Supplied material:
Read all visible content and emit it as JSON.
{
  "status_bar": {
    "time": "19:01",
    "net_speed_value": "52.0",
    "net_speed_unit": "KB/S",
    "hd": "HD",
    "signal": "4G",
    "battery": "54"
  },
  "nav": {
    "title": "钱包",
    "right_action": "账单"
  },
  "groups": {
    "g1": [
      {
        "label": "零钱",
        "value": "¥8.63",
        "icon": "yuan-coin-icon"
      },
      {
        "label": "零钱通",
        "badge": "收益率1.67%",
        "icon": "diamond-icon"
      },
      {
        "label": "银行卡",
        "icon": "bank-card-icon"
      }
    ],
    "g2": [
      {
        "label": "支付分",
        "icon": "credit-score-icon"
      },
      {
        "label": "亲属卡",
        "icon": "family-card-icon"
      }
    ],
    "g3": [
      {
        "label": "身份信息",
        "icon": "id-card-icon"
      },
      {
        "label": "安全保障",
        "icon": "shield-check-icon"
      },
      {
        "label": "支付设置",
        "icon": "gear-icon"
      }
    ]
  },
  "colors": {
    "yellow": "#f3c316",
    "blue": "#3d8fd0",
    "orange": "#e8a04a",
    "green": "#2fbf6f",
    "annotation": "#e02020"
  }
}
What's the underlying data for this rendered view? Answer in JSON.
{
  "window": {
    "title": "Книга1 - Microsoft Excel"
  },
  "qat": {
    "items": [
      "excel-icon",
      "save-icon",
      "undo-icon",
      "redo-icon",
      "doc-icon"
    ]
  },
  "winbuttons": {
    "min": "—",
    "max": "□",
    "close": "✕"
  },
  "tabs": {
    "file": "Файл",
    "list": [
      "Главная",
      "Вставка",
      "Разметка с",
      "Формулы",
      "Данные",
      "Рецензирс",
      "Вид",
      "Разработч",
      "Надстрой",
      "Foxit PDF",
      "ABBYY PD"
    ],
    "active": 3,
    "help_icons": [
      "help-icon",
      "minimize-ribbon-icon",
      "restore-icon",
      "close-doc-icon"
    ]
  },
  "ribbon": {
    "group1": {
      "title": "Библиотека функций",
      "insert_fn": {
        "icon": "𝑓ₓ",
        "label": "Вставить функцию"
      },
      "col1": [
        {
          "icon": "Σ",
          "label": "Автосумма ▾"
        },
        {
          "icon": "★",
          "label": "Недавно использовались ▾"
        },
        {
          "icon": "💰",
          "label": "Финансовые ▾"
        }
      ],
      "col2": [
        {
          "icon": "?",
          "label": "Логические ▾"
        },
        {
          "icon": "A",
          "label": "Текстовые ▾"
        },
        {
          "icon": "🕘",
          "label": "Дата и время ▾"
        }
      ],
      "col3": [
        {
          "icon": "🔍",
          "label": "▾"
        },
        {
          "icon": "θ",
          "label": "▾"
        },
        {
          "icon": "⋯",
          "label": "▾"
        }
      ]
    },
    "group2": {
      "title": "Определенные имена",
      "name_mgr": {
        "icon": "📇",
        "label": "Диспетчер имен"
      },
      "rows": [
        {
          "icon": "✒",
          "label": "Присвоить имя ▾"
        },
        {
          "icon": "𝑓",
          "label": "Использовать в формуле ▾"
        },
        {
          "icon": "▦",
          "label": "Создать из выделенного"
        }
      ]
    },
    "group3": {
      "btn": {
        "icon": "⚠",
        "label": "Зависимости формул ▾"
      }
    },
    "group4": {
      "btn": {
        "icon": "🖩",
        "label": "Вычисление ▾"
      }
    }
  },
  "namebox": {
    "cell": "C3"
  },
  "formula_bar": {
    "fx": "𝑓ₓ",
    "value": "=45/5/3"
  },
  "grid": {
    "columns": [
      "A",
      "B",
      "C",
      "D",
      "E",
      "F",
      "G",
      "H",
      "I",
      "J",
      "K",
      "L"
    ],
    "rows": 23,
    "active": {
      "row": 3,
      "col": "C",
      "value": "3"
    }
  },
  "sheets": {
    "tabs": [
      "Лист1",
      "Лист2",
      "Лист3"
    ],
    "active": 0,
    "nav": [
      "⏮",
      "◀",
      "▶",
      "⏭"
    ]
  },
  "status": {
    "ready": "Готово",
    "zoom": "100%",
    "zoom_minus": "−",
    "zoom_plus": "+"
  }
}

Task details:
Filter the entries and copy out every line with the word "title".

The response:
    "title": "钱包",
    "title": "Книга1 - Microsoft Excel"
      "title": "Библиотека функций",
      "title": "Определенные имена",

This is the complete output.